Your task is to quote the material that follows, in full and exactly.

EXERCISE INPUTS:

# # #

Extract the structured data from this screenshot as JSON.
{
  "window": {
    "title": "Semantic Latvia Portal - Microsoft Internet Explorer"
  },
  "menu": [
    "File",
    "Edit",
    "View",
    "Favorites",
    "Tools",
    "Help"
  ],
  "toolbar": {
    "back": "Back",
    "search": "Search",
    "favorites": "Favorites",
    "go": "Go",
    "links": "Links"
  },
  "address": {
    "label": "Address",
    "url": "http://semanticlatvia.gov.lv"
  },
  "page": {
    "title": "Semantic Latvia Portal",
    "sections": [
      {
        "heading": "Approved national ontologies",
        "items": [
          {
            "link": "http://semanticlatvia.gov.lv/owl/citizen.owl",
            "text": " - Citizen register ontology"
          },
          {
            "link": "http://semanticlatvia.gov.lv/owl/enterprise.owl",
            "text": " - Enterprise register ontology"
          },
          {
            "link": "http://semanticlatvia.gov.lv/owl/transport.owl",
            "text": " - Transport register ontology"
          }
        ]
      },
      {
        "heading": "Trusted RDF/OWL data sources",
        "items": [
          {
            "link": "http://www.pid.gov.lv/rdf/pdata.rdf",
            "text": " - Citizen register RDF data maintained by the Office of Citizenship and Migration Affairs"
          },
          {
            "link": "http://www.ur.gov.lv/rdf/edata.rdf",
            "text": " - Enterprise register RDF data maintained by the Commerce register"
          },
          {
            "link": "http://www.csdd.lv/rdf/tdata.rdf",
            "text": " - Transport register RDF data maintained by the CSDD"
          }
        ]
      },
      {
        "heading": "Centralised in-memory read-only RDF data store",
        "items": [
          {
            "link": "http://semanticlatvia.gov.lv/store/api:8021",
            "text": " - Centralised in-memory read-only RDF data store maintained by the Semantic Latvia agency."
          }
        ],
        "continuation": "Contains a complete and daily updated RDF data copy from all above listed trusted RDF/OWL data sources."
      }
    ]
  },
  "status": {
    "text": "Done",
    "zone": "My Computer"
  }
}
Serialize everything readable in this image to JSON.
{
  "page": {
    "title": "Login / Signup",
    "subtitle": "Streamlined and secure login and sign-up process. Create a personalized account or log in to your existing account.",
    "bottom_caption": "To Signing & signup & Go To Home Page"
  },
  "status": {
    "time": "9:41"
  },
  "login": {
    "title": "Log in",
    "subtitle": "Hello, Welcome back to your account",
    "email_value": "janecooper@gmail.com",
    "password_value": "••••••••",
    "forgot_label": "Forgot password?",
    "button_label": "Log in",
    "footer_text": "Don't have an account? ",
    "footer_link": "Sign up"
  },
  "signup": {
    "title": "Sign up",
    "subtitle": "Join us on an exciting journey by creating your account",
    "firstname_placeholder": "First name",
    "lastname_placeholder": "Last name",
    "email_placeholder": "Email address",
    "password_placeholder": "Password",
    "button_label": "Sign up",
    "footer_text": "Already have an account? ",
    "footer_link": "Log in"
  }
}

# # #

WRITTEN RESPONSE:
Extract the structured data from this screenshot as JSON.
{
  "window": {
    "title": "Semantic Latvia Portal - Microsoft Internet Explorer"
  },
  "menu": [
    "File",
    "Edit",
    "View",
    "Favorites",
    "Tools",
    "Help"
  ],
  "toolbar": {
    "back": "Back",
    "search": "Search",
    "favorites": "Favorites",
    "go": "Go",
    "links": "Links"
  },
  "address": {
    "label": "Address",
    "url": "http://semanticlatvia.gov.lv"
  },
  "page": {
    "title": "Semantic Latvia Portal",
    "sections": [
      {
        "heading": "Approved national ontologies",
        "items": [
          {
            "link": "http://semanticlatvia.gov.lv/owl/citizen.owl",
            "text": " - Citizen register ontology"
          },
          {
            "link": "http://semanticlatvia.gov.lv/owl/enterprise.owl",
            "text": " - Enterprise register ontology"
          },
          {
            "link": "http://semanticlatvia.gov.lv/owl/transport.owl",
            "text": " - Transport register ontology"
          }
        ]
      },
      {
        "heading": "Trusted RDF/OWL data sources",
        "items": [
          {
            "link": "http://www.pid.gov.lv/rdf/pdata.rdf",
            "text": " - Citizen register RDF data maintained by the Office of Citizenship and Migration Affairs"
          },
          {
            "link": "http://www.ur.gov.lv/rdf/edata.rdf",
            "text": " - Enterprise register RDF data maintained by the Commerce register"
          },
          {
            "link": "http://www.csdd.lv/rdf/tdata.rdf",
            "text": " - Transport register RDF data maintained by the CSDD"
          }
        ]
      },
      {
        "heading": "Centralised in-memory read-only RDF data store",
        "items": [
          {
            "link": "http://semanticlatvia.gov.lv/store/api:8021",
            "text": " - Centralised in-memory read-only RDF data store maintained by the Semantic Latvia agency."
          }
        ],
        "continuation": "Contains a complete and daily updated RDF data copy from all above listed trusted RDF/OWL data sources."
      }
    ]
  },
  "status": {
    "text": "Done",
    "zone": "My Computer"
  }
}
Serialize everything readable in this image to JSON.
{
  "page": {
    "title": "Login / Signup",
    "subtitle": "Streamlined and secure login and sign-up process. Create a personalized account or log in to your existing account.",
    "bottom_caption": "To Signing & signup & Go To Home Page"
  },
  "status": {
    "time": "9:41"
  },
  "login": {
    "title": "Log in",
    "subtitle": "Hello, Welcome back to your account",
    "email_value": "janecooper@gmail.com",
    "password_value": "••••••••",
    "forgot_label": "Forgot password?",
    "button_label": "Log in",
    "footer_text": "Don't have an account? ",
    "footer_link": "Sign up"
  },
  "signup": {
    "title": "Sign up",
    "subtitle": "Join us on an exciting journey by creating your account",
    "firstname_placeholder": "First name",
    "lastname_placeholder": "Last name",
    "email_placeholder": "Email address",
    "password_placeholder": "Password",
    "button_label": "Sign up",
    "footer_text": "Already have an account? ",
    "footer_link": "Log in"
  }
}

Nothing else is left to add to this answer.